### Data provided
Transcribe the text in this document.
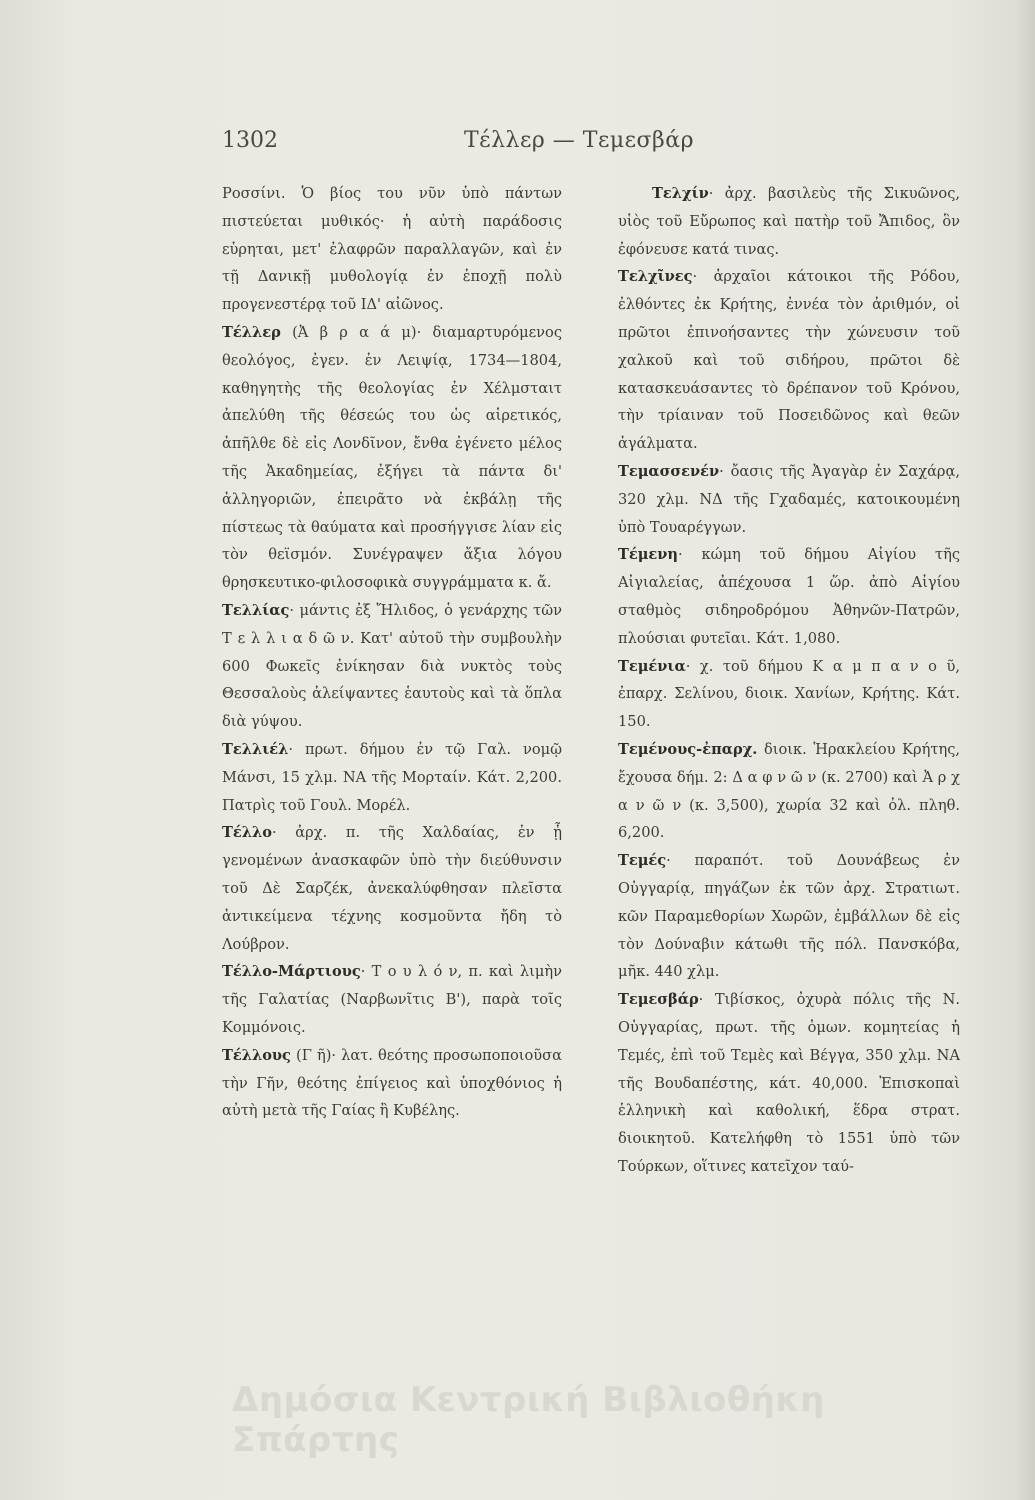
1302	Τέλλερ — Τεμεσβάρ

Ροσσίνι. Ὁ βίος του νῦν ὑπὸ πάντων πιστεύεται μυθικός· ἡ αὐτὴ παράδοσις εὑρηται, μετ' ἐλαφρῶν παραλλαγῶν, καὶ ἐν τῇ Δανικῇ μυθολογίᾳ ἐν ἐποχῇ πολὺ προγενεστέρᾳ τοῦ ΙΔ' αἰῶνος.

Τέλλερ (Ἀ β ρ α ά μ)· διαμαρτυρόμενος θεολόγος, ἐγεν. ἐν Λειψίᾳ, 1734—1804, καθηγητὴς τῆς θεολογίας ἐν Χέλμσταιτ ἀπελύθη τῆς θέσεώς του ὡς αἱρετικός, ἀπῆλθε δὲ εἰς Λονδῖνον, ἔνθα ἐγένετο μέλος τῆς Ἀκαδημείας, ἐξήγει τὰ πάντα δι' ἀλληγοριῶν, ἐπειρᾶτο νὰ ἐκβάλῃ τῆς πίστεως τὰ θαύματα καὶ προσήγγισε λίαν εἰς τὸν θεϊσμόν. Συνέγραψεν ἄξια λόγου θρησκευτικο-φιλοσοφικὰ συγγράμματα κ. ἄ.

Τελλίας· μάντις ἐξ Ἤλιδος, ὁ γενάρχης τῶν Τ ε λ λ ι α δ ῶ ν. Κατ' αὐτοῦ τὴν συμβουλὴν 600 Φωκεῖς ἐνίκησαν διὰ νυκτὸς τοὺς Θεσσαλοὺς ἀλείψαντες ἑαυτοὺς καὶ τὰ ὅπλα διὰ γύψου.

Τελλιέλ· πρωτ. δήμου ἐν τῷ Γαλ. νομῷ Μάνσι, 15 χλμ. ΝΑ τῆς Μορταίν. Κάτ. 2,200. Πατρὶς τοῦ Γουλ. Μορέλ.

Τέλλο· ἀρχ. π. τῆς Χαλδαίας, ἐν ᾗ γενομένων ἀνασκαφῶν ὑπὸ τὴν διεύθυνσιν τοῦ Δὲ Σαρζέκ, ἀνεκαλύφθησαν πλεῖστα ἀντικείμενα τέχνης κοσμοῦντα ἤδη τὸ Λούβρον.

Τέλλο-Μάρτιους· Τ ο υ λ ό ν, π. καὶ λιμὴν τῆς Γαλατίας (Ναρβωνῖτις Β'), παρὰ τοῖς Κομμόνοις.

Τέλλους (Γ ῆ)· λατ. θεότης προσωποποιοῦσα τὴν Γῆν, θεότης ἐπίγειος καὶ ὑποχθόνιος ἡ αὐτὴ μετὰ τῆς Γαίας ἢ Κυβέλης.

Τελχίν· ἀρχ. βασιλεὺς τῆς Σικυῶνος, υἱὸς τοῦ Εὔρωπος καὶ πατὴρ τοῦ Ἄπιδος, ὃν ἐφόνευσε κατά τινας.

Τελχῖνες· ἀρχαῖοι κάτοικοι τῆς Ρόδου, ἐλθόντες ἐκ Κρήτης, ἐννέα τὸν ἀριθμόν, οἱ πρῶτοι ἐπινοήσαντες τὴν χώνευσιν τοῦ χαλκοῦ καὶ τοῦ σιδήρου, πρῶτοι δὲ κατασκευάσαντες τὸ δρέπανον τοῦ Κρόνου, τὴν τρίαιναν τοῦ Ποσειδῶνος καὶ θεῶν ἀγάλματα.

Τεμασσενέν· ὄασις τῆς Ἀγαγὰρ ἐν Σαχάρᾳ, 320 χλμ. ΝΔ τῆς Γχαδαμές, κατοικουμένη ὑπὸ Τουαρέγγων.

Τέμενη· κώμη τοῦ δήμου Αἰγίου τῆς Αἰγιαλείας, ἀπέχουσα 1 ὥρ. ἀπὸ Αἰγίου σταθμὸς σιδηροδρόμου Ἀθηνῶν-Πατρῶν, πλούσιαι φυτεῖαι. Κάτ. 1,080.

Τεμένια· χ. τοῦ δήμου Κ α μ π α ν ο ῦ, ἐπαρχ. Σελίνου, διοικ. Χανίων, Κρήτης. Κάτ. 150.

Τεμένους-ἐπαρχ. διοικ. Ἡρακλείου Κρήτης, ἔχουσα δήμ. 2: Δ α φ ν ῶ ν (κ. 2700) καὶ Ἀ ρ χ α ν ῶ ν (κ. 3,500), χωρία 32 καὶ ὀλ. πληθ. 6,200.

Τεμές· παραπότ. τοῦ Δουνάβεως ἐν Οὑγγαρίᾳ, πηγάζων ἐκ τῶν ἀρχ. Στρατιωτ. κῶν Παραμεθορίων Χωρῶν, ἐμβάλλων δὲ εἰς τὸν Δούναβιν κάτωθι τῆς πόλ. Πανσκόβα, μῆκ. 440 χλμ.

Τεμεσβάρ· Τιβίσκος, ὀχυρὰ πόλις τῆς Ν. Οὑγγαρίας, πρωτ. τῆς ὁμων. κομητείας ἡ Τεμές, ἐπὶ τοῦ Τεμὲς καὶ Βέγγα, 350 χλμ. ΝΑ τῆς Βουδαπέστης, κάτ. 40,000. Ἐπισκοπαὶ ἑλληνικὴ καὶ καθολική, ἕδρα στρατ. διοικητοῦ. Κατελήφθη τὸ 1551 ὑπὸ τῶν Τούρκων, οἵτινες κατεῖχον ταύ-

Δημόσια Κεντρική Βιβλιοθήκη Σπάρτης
######
### Data provided
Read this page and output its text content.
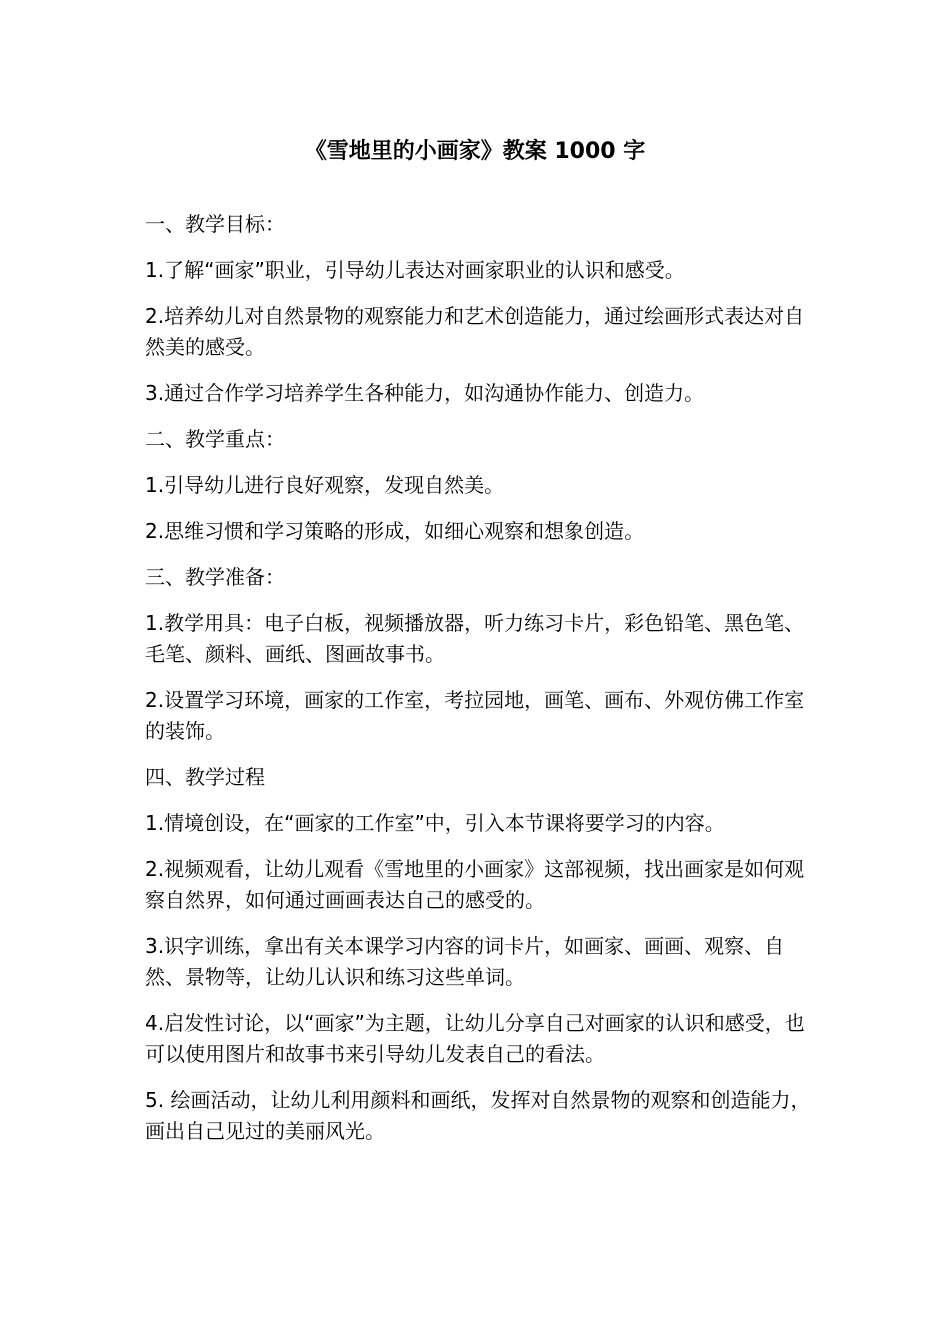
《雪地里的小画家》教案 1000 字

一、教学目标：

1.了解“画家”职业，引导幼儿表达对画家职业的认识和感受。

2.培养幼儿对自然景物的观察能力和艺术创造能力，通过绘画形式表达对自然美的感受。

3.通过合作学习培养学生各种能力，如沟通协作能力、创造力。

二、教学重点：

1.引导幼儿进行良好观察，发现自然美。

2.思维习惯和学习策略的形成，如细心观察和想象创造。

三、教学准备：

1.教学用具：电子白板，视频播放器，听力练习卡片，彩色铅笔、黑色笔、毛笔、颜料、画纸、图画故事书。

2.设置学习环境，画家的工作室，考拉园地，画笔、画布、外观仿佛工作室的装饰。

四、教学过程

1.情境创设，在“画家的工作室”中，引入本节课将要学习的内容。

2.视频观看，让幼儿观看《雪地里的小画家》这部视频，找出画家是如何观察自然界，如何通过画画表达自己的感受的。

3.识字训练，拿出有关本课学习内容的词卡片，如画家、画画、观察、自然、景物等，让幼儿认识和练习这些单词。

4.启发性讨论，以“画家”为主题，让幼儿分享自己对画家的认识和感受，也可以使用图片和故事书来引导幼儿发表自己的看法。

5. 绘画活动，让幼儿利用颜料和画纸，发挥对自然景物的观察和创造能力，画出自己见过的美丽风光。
######
### Data provided
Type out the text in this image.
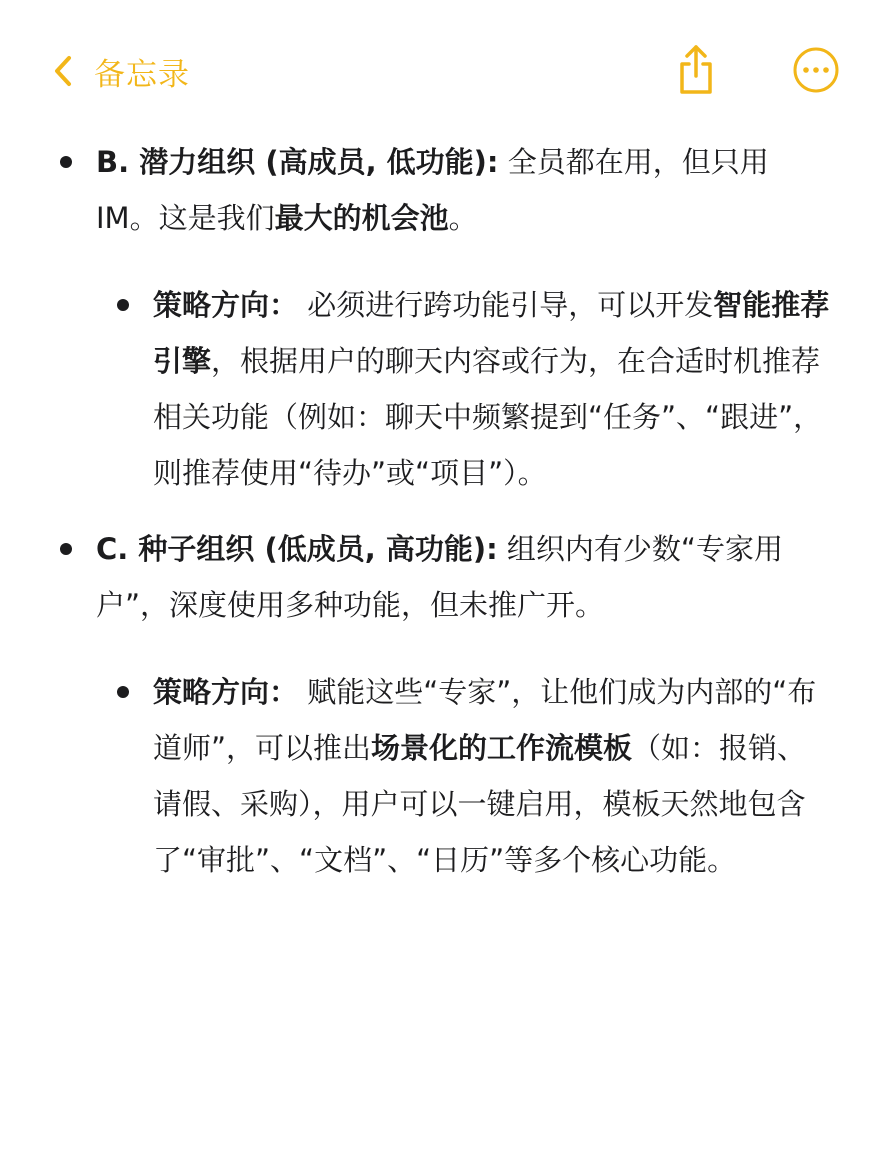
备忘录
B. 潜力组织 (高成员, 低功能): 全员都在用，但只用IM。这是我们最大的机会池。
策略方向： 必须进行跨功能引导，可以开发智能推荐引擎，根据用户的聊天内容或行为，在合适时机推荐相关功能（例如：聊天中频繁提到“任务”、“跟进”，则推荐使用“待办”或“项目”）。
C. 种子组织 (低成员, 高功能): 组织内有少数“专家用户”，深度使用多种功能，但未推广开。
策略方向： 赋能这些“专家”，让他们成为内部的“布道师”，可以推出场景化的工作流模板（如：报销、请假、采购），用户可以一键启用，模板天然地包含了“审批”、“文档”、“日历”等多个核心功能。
######
Do this
Within the data above, count the lines that contain the string "αὐτὴ"; the reply is the number alone.

Full response
2